*Exercise*
Copy each line in which the string "this" occurs.

Records excerpted from a collection:
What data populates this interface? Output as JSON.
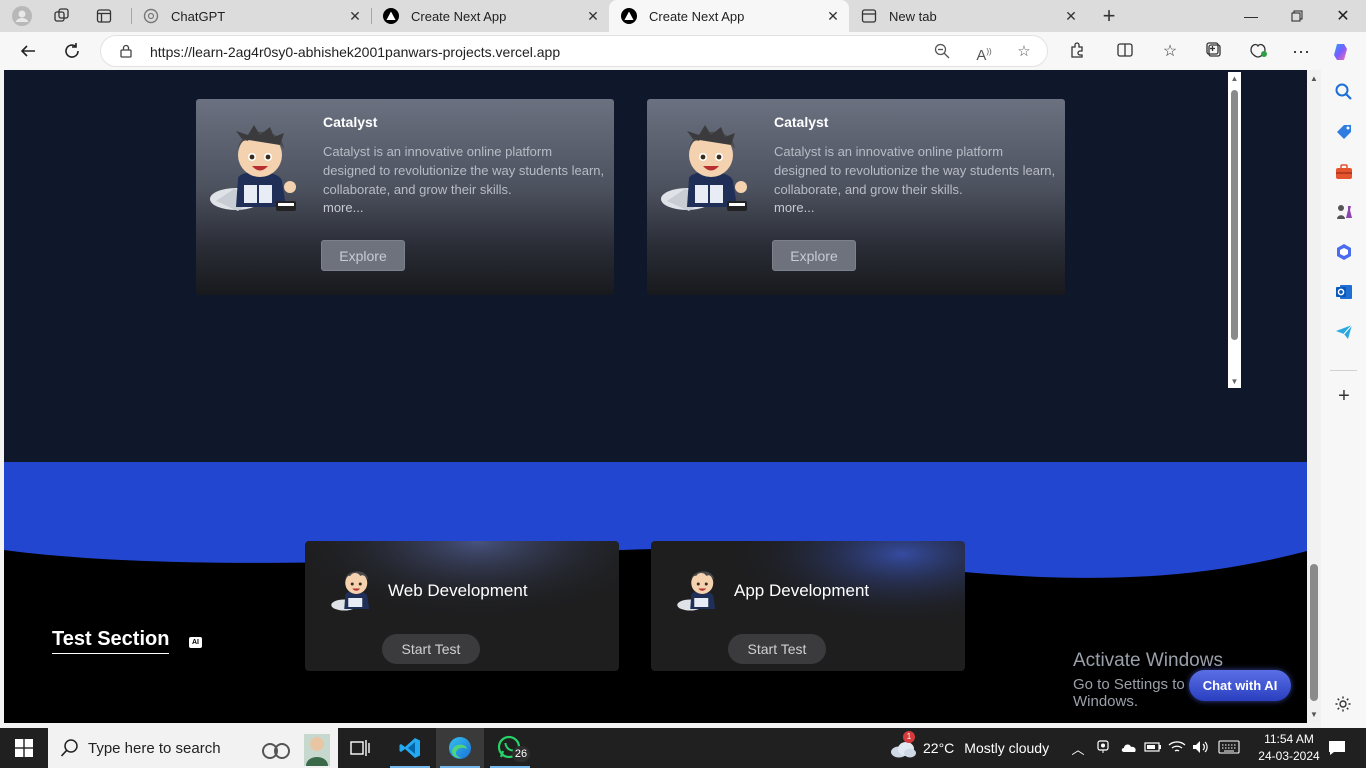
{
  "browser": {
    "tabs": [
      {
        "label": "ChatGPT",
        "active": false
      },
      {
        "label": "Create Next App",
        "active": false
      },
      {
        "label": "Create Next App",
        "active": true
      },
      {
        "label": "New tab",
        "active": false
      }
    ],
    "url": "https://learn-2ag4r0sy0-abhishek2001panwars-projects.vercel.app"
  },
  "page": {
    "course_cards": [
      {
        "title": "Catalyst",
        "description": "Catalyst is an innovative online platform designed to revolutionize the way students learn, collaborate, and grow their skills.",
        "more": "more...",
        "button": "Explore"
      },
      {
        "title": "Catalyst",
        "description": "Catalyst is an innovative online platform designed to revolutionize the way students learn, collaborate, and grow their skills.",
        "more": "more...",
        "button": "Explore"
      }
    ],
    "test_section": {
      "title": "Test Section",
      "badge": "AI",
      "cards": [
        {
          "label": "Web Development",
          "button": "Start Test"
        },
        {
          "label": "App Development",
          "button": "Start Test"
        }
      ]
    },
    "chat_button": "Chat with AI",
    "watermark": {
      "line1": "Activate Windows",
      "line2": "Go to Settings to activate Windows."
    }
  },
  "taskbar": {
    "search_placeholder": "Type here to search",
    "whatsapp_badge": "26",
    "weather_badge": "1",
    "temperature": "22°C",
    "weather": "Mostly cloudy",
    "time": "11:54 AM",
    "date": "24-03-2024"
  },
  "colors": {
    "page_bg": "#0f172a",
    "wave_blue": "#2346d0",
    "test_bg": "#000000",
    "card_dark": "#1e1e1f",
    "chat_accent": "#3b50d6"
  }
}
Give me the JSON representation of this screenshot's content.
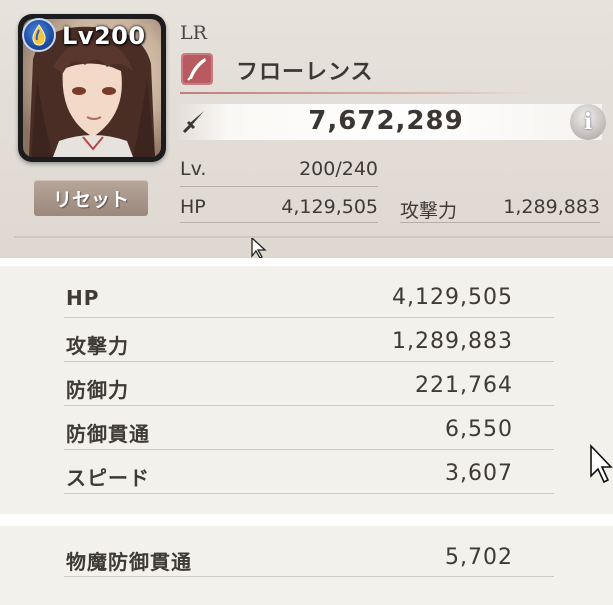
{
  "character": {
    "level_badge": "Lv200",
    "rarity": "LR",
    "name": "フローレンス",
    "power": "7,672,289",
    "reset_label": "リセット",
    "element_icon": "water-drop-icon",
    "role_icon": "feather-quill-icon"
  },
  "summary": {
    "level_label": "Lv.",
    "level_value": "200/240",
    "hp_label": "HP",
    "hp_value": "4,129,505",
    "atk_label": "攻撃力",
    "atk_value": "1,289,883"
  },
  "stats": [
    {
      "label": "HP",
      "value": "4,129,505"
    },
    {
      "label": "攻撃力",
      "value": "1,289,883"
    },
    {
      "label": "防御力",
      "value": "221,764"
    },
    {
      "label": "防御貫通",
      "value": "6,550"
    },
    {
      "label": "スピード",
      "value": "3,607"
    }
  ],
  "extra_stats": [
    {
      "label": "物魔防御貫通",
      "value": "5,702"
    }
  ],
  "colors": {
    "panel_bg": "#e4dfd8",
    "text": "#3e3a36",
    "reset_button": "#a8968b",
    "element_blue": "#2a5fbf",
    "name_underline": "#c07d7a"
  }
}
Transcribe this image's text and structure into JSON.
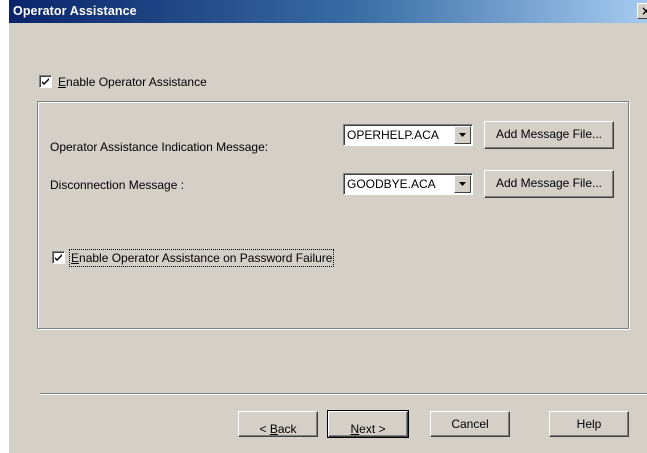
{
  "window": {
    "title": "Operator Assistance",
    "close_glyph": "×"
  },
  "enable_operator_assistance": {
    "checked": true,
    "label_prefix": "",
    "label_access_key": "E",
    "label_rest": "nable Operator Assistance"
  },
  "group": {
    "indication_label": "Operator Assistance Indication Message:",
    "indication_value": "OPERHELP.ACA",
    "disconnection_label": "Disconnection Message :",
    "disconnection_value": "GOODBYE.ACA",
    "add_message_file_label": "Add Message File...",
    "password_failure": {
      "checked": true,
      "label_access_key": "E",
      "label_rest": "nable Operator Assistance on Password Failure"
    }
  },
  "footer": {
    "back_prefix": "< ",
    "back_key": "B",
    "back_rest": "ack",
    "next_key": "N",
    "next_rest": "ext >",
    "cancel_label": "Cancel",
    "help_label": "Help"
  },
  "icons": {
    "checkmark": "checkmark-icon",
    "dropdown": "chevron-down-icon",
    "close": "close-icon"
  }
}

*The response*
What data populates this interface? Output as JSON.
Give me the JSON representation of this screenshot's content.
Transcribe this image's text and structure into JSON.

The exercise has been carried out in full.